Pick out all lines of the entries that include the word "ylabel" and copy them.
□ □ □ □ □
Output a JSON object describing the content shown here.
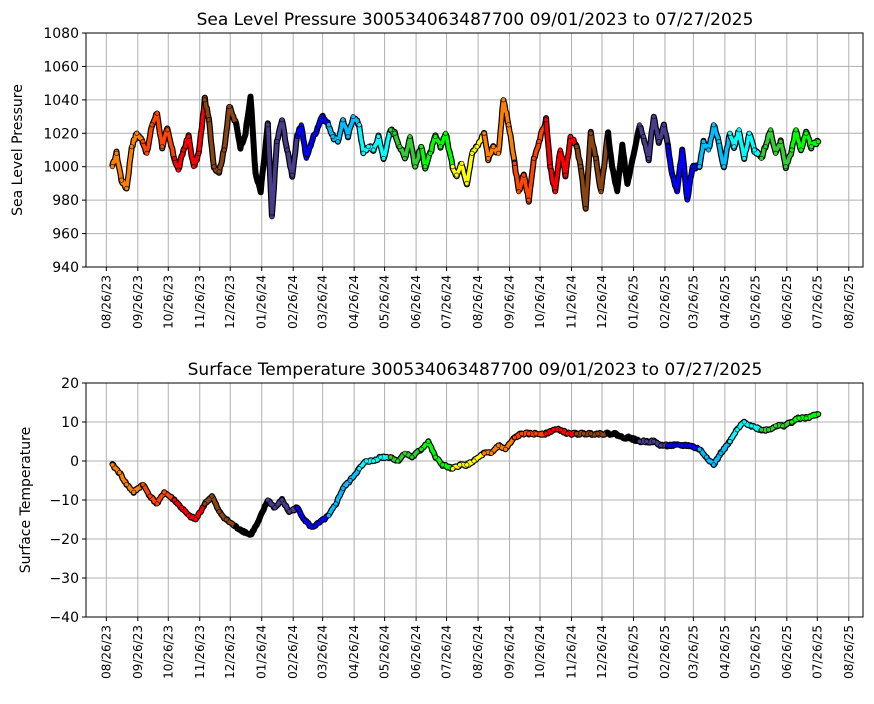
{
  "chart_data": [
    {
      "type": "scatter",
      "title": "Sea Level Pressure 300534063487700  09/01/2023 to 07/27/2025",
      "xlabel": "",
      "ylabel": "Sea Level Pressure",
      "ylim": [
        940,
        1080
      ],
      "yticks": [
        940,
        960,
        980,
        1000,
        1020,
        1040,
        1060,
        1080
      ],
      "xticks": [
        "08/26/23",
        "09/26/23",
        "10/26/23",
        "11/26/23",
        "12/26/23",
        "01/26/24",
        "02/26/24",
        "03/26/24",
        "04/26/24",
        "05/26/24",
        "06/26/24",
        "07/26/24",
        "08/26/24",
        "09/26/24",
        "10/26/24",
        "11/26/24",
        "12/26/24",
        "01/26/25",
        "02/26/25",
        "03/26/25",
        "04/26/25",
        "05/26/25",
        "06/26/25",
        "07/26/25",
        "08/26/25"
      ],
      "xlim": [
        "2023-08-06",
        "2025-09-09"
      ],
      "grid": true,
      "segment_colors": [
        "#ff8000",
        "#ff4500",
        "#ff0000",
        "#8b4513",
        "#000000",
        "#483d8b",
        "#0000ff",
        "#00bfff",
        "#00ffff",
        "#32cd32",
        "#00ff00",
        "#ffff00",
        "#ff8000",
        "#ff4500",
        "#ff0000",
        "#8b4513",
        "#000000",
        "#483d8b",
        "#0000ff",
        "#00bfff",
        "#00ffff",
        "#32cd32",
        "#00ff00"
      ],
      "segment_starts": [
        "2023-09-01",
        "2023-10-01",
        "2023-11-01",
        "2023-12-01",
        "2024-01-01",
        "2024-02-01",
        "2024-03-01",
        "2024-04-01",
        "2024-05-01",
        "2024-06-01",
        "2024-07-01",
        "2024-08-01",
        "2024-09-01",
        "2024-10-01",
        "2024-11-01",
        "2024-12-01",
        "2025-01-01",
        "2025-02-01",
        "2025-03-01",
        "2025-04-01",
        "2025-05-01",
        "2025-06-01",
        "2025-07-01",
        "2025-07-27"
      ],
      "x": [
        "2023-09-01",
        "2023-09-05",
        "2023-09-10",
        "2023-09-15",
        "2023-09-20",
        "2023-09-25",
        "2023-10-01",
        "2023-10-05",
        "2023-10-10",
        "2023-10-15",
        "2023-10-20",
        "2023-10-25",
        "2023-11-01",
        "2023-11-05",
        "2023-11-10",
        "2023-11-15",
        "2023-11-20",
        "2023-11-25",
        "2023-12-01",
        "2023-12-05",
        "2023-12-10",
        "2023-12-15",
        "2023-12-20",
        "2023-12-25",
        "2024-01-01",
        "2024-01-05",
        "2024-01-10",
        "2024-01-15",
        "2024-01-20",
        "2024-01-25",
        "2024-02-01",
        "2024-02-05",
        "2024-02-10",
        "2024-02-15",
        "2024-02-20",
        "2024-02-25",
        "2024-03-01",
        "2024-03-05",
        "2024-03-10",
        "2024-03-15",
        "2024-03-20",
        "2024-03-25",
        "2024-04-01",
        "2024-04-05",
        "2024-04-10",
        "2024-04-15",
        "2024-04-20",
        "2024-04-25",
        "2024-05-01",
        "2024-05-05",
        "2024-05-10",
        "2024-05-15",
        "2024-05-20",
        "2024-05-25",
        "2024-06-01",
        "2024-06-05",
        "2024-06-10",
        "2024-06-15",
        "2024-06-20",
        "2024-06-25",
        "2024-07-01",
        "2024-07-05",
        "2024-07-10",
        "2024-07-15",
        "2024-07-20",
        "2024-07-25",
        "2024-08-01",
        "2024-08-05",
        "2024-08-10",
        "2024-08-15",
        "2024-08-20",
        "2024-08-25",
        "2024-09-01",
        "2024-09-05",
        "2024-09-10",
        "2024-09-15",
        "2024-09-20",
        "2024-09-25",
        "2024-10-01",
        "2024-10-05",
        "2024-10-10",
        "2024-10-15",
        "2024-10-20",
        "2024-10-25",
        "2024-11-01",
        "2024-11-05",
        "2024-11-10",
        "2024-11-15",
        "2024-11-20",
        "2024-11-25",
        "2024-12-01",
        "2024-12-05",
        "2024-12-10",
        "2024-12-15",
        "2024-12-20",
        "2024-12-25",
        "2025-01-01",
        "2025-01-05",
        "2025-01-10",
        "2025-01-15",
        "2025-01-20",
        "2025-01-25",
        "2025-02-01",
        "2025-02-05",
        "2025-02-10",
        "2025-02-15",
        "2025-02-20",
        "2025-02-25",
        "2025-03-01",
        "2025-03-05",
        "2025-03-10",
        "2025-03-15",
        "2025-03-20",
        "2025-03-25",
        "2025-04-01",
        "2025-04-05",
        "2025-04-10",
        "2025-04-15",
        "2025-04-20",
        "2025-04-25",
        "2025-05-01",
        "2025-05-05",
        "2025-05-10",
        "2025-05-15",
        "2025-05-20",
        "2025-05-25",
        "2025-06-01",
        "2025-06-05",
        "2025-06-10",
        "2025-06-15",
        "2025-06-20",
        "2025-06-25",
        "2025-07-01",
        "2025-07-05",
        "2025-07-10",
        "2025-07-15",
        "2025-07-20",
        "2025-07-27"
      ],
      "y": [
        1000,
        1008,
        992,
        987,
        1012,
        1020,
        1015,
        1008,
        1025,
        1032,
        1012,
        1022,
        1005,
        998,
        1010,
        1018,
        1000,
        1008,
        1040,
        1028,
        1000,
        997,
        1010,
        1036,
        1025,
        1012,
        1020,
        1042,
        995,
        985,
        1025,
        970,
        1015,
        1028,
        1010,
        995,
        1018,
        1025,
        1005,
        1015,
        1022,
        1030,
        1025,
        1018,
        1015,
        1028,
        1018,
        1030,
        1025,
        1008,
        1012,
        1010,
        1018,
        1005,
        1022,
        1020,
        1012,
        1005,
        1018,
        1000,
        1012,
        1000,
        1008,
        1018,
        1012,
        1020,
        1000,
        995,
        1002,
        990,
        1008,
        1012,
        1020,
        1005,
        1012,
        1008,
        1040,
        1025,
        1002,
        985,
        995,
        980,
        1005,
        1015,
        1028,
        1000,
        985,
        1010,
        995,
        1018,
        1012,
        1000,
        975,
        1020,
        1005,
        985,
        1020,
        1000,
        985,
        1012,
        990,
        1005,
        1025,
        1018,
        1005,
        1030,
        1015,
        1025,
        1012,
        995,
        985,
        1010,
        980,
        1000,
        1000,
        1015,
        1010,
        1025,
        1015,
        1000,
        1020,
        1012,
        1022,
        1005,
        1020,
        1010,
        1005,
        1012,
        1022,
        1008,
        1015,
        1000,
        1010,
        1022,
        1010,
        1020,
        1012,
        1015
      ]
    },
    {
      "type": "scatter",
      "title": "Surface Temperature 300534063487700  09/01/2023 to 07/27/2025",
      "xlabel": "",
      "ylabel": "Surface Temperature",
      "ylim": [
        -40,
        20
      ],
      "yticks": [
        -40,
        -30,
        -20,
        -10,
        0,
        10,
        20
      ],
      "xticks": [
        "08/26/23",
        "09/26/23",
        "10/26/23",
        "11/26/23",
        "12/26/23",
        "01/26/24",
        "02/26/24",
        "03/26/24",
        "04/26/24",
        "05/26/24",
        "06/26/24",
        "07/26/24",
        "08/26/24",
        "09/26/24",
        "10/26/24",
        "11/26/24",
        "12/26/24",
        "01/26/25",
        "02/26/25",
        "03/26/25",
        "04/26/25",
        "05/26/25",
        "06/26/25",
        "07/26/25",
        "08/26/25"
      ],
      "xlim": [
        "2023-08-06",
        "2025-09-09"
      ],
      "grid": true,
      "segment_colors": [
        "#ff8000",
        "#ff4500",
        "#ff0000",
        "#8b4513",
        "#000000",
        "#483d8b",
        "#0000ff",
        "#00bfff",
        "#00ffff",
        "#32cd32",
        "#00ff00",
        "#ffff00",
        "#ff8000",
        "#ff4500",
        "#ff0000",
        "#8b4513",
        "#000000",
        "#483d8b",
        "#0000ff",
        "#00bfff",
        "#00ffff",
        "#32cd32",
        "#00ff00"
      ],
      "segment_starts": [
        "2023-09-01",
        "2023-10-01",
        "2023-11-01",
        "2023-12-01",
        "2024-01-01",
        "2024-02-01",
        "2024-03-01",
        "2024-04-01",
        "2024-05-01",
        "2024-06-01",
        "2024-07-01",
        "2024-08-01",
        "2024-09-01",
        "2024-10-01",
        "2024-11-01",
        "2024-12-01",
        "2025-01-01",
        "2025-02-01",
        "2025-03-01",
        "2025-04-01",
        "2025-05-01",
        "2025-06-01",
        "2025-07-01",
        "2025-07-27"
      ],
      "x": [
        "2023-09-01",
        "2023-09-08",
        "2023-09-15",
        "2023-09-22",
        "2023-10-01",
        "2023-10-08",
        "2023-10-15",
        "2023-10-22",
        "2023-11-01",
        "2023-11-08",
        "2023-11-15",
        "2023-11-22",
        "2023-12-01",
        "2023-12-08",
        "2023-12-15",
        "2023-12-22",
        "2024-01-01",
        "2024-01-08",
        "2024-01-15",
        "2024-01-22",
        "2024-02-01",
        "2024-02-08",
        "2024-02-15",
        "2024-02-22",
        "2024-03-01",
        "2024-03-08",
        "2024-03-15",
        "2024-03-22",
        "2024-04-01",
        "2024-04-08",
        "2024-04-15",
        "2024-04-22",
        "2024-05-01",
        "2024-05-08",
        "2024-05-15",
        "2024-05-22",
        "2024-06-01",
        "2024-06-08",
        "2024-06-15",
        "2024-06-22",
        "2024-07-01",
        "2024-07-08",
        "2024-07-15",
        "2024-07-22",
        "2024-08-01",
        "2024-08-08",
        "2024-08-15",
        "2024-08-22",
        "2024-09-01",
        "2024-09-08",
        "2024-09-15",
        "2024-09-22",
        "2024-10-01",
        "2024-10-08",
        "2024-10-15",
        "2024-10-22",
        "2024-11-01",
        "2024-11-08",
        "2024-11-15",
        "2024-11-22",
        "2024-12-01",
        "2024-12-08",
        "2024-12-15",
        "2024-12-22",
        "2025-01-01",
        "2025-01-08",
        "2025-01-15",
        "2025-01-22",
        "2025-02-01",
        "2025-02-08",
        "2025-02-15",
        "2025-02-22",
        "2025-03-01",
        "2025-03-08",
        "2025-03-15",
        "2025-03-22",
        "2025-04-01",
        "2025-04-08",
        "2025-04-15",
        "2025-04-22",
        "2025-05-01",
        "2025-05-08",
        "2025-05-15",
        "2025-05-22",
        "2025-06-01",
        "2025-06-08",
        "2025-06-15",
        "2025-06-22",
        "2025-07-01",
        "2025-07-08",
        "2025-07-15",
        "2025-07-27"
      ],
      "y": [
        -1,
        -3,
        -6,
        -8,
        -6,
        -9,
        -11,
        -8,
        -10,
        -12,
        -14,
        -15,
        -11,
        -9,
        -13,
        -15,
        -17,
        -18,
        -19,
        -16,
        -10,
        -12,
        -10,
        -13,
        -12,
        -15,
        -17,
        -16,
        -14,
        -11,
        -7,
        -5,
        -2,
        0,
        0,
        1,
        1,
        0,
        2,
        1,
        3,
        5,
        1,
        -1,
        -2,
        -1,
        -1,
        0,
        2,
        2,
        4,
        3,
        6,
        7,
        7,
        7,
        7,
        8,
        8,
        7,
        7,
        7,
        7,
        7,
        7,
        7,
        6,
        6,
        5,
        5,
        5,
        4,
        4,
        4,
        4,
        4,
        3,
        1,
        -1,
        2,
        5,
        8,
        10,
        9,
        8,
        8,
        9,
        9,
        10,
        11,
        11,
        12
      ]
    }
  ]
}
□ □ □ □ □
* **RESPONSE FOR THIS EXERCISE**:
      "ylabel": "Sea Level Pressure",
      "ylabel": "Surface Temperature",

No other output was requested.